» Exercise details
Which lines hold the word "Member"? Copy each of them from the material.

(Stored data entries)
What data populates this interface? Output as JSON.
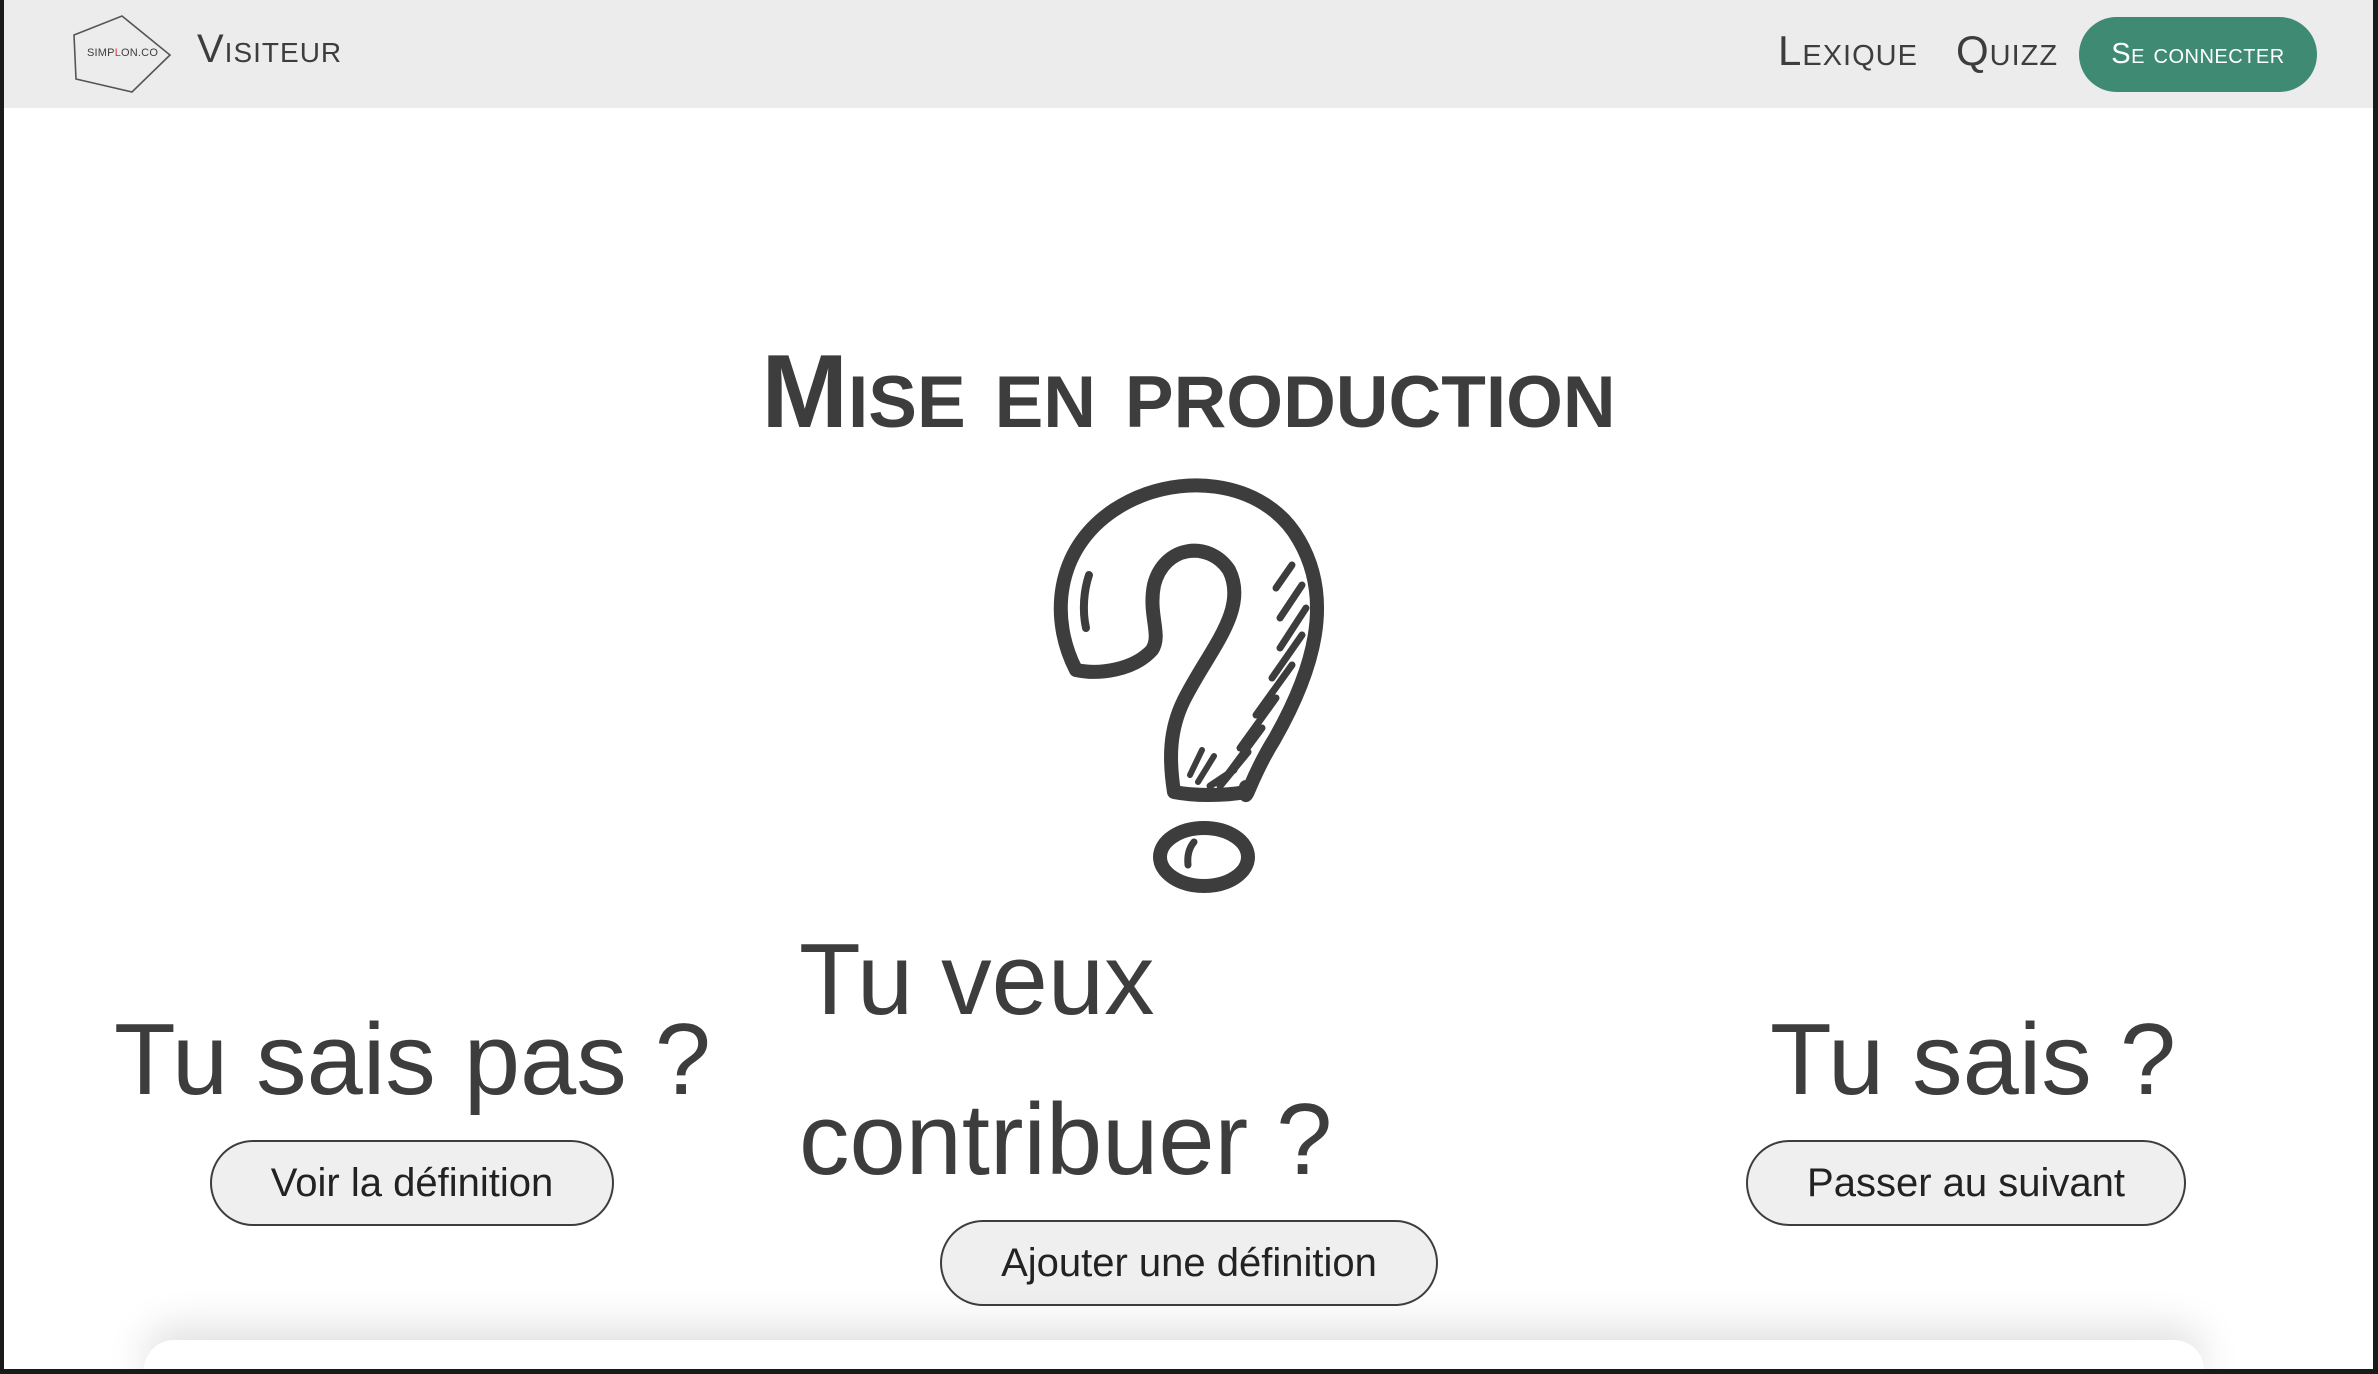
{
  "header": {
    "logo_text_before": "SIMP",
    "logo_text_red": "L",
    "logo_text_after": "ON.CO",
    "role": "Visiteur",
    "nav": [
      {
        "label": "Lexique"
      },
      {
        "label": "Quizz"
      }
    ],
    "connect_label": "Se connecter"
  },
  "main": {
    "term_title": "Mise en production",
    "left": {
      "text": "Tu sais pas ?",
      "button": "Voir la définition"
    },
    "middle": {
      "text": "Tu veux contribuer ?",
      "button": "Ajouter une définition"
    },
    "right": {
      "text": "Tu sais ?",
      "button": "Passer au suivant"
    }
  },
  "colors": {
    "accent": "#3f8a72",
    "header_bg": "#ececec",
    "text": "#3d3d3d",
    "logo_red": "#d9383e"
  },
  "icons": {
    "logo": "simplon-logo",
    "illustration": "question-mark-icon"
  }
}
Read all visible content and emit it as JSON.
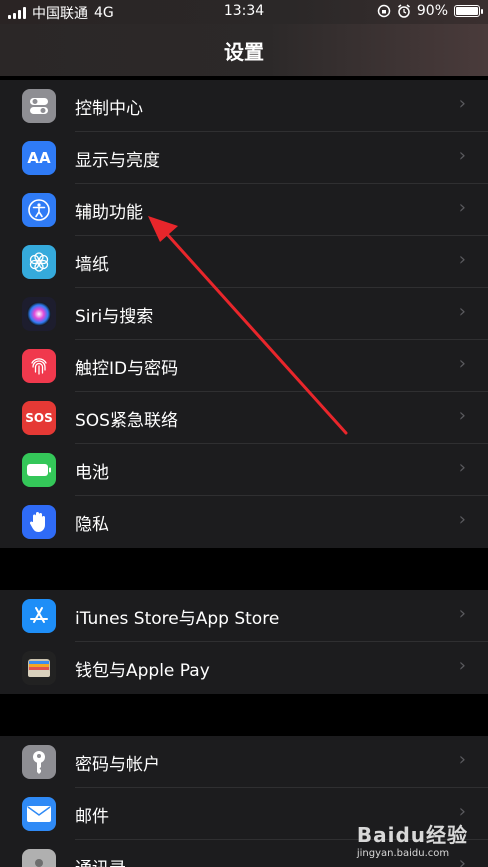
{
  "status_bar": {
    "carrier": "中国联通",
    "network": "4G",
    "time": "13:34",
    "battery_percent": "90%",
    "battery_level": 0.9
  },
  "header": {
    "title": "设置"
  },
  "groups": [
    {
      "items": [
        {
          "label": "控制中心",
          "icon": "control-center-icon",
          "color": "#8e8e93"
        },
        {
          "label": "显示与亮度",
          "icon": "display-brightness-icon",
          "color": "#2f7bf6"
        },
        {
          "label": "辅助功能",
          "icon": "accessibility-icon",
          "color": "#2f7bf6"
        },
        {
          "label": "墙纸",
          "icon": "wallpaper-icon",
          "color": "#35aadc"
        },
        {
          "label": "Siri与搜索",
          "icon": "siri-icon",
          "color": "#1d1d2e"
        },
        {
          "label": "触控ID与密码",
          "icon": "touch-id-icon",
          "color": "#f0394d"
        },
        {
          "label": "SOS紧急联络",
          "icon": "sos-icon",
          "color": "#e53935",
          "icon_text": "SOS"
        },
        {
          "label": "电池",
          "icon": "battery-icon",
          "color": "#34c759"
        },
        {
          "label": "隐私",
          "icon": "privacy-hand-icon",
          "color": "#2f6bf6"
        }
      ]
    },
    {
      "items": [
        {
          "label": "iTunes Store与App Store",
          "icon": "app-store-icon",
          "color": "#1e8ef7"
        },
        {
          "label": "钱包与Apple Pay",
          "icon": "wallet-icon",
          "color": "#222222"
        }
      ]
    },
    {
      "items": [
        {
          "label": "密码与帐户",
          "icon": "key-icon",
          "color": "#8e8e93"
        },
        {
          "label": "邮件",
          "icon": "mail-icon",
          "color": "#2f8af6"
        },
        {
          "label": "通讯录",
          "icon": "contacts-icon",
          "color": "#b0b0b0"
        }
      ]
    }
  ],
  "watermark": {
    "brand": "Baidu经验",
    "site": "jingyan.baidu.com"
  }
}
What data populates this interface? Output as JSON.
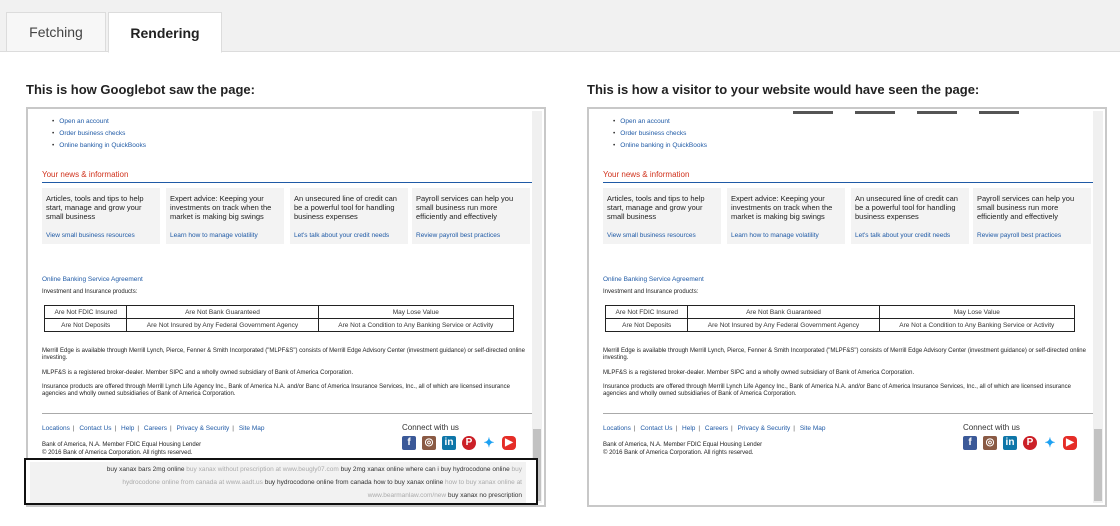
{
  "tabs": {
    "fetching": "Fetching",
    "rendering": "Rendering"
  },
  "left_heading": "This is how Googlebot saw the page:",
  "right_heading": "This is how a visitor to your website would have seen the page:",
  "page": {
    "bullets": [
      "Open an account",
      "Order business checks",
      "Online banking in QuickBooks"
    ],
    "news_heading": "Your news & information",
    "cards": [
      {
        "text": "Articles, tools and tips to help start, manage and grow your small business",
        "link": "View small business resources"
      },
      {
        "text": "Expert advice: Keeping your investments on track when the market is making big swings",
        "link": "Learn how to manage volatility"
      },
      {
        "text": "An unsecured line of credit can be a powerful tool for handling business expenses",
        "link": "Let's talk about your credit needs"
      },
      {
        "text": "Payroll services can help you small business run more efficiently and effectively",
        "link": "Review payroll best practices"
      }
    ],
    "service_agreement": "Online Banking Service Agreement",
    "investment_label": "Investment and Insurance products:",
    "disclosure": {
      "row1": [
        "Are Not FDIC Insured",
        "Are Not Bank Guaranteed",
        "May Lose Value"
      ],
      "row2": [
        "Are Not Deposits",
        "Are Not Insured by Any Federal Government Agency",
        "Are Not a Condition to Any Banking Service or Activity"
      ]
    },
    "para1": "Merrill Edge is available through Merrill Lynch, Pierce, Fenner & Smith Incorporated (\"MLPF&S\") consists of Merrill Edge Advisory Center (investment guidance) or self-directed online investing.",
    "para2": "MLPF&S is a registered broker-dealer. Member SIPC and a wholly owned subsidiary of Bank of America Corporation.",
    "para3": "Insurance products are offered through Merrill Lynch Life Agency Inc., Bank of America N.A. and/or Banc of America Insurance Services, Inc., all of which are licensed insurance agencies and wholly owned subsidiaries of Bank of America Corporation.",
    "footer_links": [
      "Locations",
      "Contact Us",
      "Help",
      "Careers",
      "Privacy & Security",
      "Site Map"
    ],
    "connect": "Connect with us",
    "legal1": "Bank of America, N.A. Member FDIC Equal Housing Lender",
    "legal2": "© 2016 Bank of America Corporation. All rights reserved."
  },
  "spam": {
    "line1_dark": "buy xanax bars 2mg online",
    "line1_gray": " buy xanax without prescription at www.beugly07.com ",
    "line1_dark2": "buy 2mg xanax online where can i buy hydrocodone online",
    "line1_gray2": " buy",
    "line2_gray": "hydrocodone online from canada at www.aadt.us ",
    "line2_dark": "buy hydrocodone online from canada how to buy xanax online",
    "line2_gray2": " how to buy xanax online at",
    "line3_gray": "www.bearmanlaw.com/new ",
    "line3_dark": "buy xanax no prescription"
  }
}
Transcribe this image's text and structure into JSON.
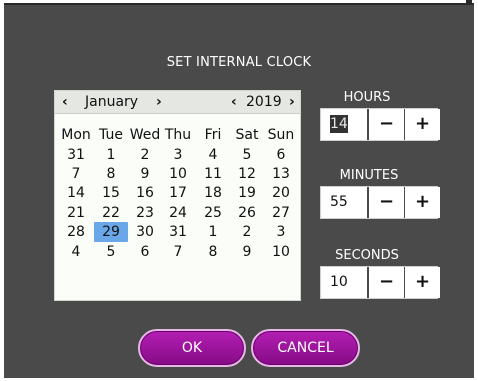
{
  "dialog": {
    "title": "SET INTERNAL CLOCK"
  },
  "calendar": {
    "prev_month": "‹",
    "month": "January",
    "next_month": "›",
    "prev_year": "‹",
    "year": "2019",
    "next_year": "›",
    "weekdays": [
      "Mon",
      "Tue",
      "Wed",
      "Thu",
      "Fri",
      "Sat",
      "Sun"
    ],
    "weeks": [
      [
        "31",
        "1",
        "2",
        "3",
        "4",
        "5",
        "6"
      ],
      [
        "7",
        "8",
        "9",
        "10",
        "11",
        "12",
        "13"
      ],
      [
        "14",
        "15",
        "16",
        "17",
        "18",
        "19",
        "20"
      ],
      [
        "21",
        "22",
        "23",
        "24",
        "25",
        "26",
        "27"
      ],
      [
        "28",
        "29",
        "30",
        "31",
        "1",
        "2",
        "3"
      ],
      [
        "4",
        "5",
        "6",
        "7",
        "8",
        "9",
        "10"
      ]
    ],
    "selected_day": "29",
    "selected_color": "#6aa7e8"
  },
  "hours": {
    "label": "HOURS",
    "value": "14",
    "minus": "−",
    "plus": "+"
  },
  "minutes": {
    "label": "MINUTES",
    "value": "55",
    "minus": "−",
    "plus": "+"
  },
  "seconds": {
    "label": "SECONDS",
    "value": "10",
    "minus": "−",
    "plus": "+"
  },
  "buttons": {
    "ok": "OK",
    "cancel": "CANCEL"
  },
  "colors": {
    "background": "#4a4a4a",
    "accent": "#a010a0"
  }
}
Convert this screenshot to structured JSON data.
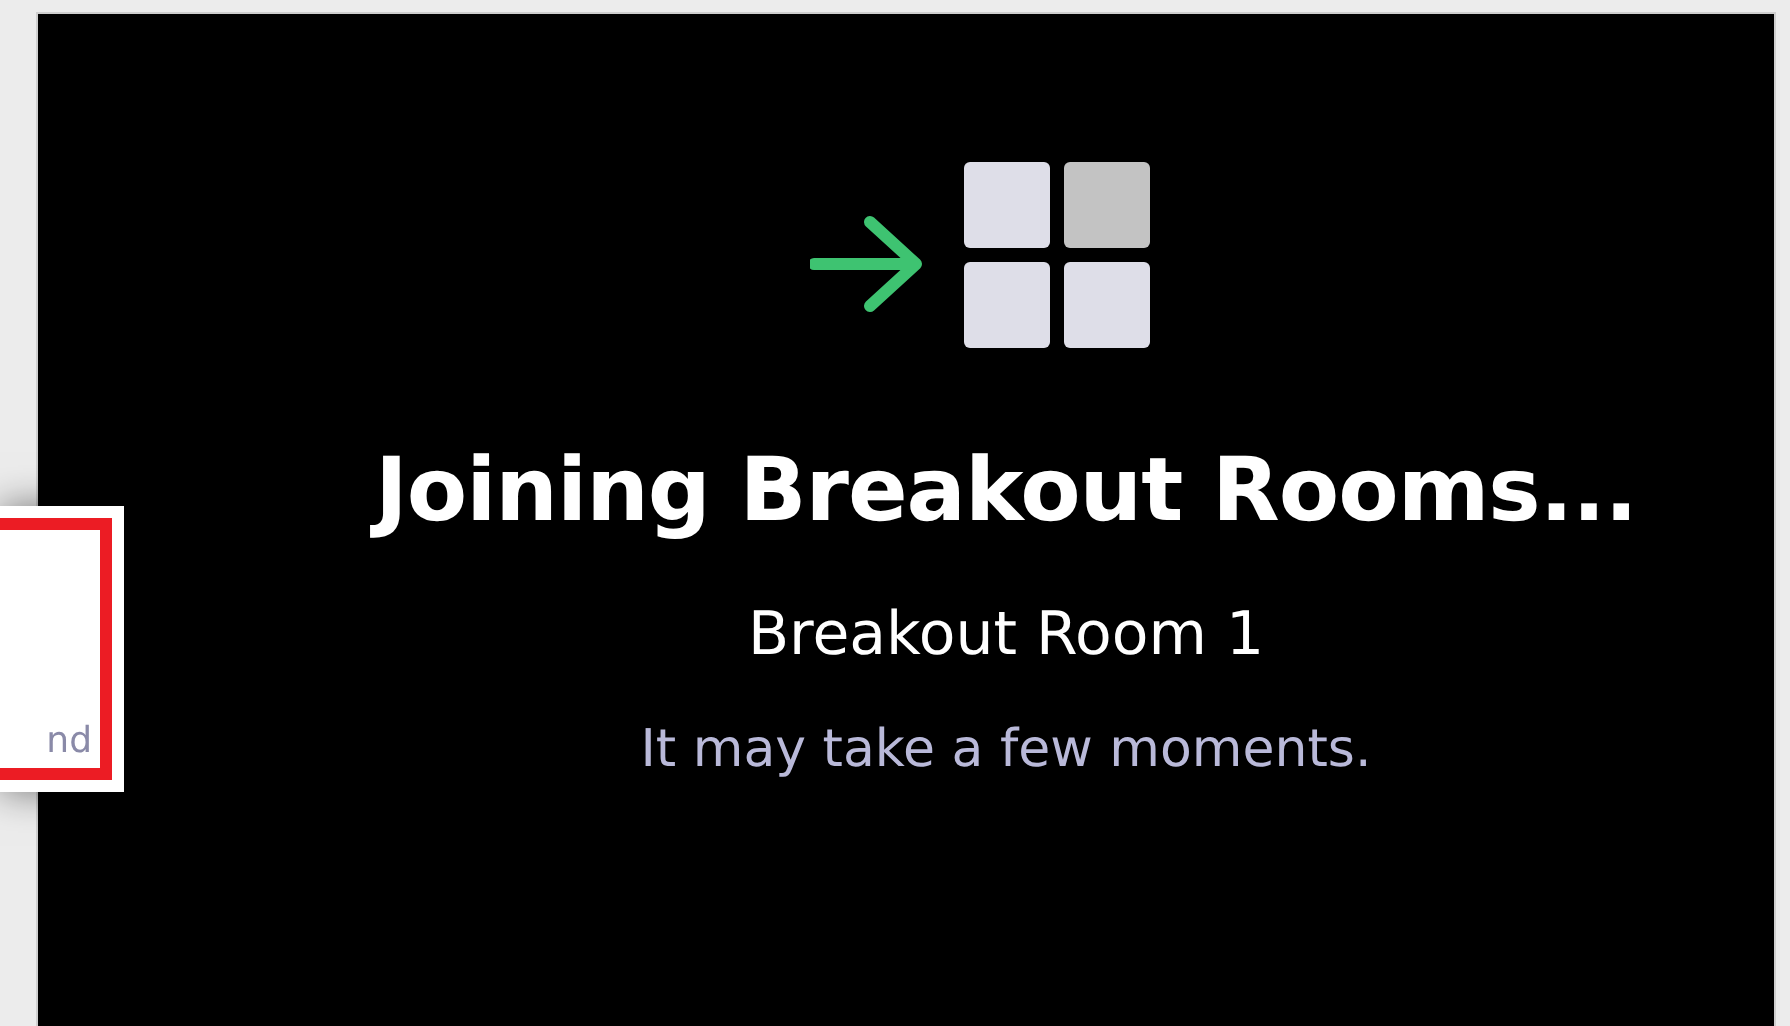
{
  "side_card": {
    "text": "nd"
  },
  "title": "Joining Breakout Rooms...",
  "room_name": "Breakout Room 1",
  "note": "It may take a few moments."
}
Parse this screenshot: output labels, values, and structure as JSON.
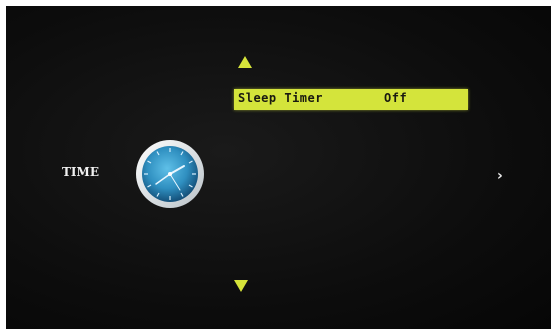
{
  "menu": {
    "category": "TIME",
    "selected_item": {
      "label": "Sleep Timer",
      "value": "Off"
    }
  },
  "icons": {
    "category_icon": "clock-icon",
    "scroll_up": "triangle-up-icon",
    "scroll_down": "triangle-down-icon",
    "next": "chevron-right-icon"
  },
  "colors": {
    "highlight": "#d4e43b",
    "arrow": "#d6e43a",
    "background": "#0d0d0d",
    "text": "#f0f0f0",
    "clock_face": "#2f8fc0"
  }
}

» Reply
    "para2": "MLPF&S is a registered broker-dealer. Member SIPC and a wholly owned subsidiary of Bank of America Corporation.",
    "legal1": "Bank of America, N.A. Member FDIC Equal Housing Lender",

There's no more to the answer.